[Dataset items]
###

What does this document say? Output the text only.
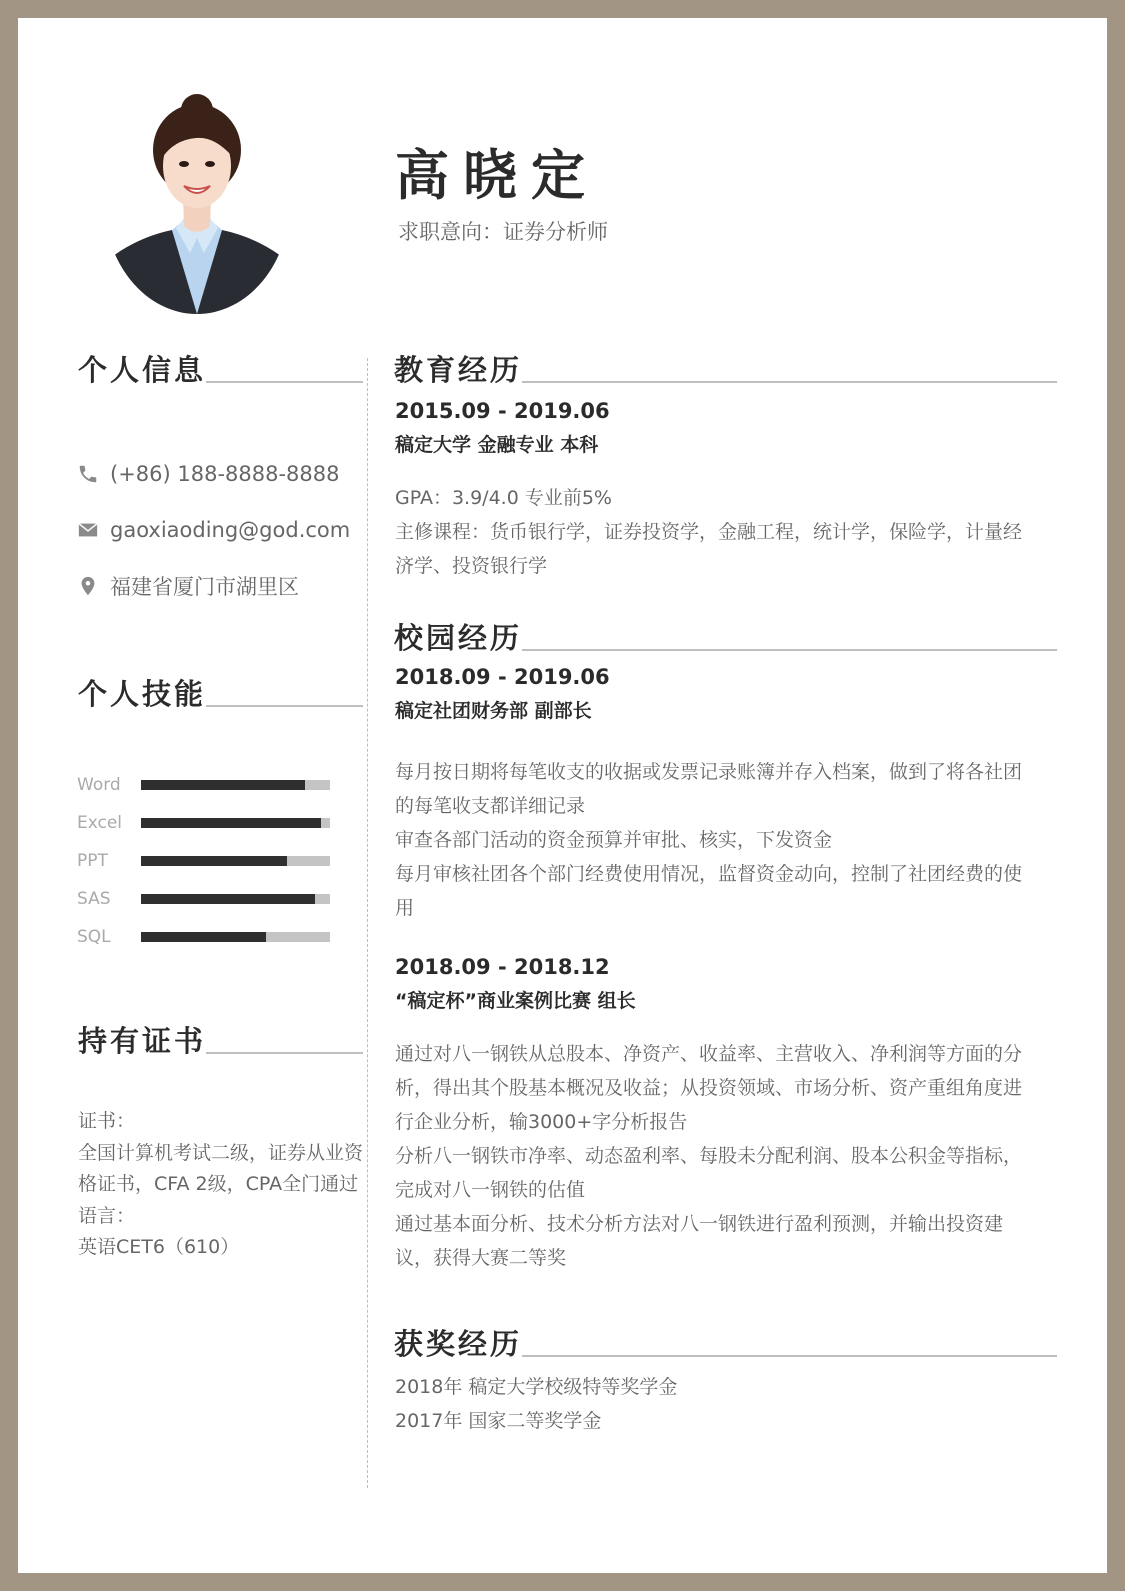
高晓定
求职意向：证券分析师
个人信息
(+86) 188-8888-8888
gaoxiaoding@god.com
福建省厦门市湖里区
个人技能
Word
Excel
PPT
SAS
SQL
持有证书

证书：

全国计算机考试二级，证券从业资格证书，CFA 2级，CPA全门通过

语言：

英语CET6（610）

教育经历
2015.09 - 2019.06
稿定大学 金融专业 本科

GPA：3.9/4.0 专业前5%

主修课程：货币银行学，证券投资学，金融工程，统计学，保险学，计量经济学、投资银行学

校园经历
2018.09 - 2019.06
稿定社团财务部 副部长

每月按日期将每笔收支的收据或发票记录账簿并存入档案，做到了将各社团的每笔收支都详细记录

审查各部门活动的资金预算并审批、核实，下发资金

每月审核社团各个部门经费使用情况，监督资金动向，控制了社团经费的使用

2018.09 - 2018.12
“稿定杯”商业案例比赛 组长

通过对八一钢铁从总股本、净资产、收益率、主营收入、净利润等方面的分析，得出其个股基本概况及收益；从投资领域、市场分析、资产重组角度进行企业分析，输3000+字分析报告

分析八一钢铁市净率、动态盈利率、每股未分配利润、股本公积金等指标，完成对八一钢铁的估值

通过基本面分析、技术分析方法对八一钢铁进行盈利预测，并输出投资建议，获得大赛二等奖

获奖经历

2018年 稿定大学校级特等奖学金

2017年 国家二等奖学金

###

§ **PROBLEM**
Quote the data above in full, leaving out the pictures it holds.

§ **FINISHED ANSWER**
What does this document say? Output the text only.
高晓定
求职意向：证券分析师
个人信息
(+86) 188-8888-8888
gaoxiaoding@god.com
福建省厦门市湖里区
个人技能
Word
Excel
PPT
SAS
SQL
持有证书

证书：

全国计算机考试二级，证券从业资格证书，CFA 2级，CPA全门通过

语言：

英语CET6（610）

教育经历
2015.09 - 2019.06
稿定大学 金融专业 本科

GPA：3.9/4.0 专业前5%

主修课程：货币银行学，证券投资学，金融工程，统计学，保险学，计量经济学、投资银行学

校园经历
2018.09 - 2019.06
稿定社团财务部 副部长

每月按日期将每笔收支的收据或发票记录账簿并存入档案，做到了将各社团的每笔收支都详细记录

审查各部门活动的资金预算并审批、核实，下发资金

每月审核社团各个部门经费使用情况，监督资金动向，控制了社团经费的使用

2018.09 - 2018.12
“稿定杯”商业案例比赛 组长

通过对八一钢铁从总股本、净资产、收益率、主营收入、净利润等方面的分析，得出其个股基本概况及收益；从投资领域、市场分析、资产重组角度进行企业分析，输3000+字分析报告

分析八一钢铁市净率、动态盈利率、每股未分配利润、股本公积金等指标，完成对八一钢铁的估值

通过基本面分析、技术分析方法对八一钢铁进行盈利预测，并输出投资建议，获得大赛二等奖

获奖经历

2018年 稿定大学校级特等奖学金

2017年 国家二等奖学金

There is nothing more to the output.